[Collection entries]
┌──

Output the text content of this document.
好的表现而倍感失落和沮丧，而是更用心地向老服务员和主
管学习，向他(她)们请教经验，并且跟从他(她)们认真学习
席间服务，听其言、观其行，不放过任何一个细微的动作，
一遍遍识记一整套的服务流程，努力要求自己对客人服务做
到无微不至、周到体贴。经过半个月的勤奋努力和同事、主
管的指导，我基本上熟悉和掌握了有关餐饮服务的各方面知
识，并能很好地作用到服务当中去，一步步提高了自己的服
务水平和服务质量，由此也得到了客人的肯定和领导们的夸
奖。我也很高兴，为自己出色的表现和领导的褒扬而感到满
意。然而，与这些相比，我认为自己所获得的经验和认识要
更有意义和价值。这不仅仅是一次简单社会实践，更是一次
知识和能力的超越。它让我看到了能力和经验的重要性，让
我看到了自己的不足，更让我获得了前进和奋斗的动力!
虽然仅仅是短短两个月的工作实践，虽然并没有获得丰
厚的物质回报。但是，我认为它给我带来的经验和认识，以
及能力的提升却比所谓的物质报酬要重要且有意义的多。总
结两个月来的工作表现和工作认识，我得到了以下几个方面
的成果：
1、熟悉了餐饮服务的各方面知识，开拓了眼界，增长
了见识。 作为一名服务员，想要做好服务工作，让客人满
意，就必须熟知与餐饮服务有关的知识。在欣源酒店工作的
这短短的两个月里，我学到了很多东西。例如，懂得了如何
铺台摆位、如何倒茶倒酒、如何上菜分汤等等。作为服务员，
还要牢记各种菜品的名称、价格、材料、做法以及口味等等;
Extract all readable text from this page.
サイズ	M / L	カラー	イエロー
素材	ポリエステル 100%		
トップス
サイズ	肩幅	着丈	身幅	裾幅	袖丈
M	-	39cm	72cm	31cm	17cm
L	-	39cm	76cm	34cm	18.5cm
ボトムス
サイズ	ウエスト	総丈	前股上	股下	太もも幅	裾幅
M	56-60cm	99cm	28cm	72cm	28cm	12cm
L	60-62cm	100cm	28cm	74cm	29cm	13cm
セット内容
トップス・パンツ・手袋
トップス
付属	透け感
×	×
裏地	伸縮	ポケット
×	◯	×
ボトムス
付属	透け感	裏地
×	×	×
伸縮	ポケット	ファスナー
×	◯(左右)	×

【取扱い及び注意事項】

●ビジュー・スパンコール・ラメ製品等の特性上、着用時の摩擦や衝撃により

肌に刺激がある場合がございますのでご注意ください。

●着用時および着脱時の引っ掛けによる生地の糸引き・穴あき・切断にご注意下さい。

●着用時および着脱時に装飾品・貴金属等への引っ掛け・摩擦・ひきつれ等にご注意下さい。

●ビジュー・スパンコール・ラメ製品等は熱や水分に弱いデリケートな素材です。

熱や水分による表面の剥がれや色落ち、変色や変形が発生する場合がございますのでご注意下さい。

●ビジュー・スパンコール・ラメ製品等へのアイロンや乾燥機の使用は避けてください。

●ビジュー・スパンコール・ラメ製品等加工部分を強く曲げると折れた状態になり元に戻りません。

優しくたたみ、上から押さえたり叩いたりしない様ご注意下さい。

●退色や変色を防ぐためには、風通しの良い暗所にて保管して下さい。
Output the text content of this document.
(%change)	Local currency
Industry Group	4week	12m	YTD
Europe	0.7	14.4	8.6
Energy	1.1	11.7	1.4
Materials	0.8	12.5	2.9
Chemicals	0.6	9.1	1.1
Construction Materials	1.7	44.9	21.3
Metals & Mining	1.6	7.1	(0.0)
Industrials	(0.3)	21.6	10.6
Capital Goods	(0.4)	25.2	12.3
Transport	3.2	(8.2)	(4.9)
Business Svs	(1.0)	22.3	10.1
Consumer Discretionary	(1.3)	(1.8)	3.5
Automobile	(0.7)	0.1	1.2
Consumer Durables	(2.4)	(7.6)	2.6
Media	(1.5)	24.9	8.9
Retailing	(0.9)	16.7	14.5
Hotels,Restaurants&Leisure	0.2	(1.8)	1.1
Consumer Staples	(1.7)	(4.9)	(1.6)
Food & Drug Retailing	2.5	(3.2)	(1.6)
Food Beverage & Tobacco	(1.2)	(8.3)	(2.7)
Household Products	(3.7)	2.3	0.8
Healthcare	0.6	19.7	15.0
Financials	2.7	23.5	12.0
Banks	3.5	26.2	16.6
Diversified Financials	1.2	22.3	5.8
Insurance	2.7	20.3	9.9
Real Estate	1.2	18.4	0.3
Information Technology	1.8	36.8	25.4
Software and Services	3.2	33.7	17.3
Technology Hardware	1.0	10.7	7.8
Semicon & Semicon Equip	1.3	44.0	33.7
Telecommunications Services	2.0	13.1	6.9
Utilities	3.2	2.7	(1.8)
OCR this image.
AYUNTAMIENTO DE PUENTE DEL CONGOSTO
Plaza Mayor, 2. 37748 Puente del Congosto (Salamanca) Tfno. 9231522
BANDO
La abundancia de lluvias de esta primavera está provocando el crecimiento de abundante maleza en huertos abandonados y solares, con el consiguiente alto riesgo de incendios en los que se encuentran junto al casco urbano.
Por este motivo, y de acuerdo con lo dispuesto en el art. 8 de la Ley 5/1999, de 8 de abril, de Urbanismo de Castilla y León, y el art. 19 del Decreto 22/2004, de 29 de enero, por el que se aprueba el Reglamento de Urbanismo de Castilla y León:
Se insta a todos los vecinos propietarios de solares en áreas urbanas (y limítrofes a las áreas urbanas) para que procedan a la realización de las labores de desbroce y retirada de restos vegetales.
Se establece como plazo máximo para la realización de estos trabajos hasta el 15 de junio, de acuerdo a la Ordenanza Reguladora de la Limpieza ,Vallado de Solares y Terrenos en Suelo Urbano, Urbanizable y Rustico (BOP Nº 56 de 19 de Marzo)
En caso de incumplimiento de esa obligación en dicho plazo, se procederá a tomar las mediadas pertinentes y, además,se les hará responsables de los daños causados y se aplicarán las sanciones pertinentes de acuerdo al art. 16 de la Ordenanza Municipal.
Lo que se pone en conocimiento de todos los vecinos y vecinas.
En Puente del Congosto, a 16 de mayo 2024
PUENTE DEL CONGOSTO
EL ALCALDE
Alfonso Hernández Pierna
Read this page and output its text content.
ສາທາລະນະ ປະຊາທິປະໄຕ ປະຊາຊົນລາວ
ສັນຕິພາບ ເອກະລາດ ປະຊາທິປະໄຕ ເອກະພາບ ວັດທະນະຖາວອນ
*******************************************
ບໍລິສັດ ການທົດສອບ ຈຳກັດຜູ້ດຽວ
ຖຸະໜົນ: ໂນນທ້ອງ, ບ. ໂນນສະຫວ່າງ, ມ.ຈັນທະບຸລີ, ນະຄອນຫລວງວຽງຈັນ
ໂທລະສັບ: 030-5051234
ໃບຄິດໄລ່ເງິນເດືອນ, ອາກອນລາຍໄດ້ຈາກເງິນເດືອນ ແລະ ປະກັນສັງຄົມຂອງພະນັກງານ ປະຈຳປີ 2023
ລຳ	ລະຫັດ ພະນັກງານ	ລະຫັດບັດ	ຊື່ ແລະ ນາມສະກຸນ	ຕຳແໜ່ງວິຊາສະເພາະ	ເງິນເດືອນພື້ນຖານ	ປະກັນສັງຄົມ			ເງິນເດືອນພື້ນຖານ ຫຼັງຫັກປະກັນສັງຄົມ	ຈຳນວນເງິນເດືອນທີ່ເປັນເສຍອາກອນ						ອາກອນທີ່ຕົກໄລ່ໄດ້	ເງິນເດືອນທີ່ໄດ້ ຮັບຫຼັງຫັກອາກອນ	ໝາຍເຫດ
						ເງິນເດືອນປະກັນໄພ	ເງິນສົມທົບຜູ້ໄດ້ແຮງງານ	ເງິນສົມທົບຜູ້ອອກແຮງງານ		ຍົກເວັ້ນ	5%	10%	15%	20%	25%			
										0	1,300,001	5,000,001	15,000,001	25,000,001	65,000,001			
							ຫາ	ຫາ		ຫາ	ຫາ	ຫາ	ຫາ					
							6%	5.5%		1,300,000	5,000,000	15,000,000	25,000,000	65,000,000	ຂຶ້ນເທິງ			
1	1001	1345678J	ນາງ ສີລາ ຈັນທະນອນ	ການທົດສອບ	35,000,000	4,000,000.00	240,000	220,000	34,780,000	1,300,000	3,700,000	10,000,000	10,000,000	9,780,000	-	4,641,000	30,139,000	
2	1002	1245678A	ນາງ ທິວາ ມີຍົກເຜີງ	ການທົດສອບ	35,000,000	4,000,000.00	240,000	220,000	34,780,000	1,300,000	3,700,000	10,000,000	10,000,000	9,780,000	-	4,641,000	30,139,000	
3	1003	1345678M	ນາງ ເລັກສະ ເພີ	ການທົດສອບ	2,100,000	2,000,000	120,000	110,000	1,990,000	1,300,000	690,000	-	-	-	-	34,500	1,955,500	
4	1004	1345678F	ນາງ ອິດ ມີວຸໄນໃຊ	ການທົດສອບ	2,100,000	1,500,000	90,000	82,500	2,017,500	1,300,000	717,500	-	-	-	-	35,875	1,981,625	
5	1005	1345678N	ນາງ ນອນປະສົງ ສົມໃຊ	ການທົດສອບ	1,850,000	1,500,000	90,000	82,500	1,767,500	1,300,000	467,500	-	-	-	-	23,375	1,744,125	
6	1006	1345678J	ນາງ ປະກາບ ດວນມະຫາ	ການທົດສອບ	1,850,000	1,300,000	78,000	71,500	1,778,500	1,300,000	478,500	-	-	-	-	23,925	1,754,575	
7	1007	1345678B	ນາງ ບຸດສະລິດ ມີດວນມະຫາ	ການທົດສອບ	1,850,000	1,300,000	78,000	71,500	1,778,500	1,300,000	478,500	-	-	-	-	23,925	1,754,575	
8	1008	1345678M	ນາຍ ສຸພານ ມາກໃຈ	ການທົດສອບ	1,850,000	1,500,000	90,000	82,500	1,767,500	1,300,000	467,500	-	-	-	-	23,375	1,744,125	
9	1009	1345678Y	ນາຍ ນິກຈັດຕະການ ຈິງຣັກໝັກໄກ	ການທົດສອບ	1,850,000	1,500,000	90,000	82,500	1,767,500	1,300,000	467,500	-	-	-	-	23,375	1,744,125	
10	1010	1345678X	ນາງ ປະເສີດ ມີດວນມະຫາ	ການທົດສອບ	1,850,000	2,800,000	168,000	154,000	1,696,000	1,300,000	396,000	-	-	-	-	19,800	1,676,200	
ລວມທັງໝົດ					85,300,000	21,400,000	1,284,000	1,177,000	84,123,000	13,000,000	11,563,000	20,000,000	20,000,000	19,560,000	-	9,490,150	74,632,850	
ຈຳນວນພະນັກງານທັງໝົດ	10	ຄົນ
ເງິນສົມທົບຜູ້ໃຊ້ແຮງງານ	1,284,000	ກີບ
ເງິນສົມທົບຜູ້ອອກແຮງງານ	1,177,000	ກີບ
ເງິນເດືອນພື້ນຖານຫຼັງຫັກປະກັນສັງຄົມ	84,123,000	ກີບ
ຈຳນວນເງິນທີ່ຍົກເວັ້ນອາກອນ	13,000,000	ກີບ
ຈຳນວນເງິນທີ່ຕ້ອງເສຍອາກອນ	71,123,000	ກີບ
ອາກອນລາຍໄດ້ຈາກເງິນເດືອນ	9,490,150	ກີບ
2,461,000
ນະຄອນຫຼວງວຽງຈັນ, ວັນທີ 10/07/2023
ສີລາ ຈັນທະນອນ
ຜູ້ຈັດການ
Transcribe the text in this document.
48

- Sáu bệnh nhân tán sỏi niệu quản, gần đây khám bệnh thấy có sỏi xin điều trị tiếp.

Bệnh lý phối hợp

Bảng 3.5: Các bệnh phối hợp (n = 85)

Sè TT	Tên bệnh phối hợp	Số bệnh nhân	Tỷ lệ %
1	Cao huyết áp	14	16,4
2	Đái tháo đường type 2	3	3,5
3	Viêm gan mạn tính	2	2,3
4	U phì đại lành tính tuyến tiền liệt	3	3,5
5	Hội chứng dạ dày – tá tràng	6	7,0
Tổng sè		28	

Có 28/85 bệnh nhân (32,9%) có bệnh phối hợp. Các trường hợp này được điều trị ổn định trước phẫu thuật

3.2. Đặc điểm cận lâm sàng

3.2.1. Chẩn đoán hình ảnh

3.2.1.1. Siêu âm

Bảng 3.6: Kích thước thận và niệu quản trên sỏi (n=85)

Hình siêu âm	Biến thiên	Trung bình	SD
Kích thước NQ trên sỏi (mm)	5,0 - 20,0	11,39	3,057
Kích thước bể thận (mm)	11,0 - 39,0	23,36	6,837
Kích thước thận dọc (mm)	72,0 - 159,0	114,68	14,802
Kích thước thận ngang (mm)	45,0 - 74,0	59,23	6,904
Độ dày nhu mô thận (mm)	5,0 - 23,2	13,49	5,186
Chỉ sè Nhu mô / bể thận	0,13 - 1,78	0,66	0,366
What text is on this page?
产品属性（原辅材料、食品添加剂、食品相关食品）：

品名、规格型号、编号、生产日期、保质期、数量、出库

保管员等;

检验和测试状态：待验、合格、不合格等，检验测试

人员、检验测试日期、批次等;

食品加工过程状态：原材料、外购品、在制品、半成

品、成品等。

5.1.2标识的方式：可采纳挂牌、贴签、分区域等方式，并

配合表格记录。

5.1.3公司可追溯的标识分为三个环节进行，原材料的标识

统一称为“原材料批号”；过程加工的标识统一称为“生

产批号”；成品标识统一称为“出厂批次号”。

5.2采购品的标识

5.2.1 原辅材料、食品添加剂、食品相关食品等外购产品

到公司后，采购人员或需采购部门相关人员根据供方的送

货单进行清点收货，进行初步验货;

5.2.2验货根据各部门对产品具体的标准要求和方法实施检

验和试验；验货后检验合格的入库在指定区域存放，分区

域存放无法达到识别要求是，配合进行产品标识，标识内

└──

Instructions for the task:
Of the lines in the records, how many contain the word "thước"? Answer with the number and nothing else.

Answer in full:
5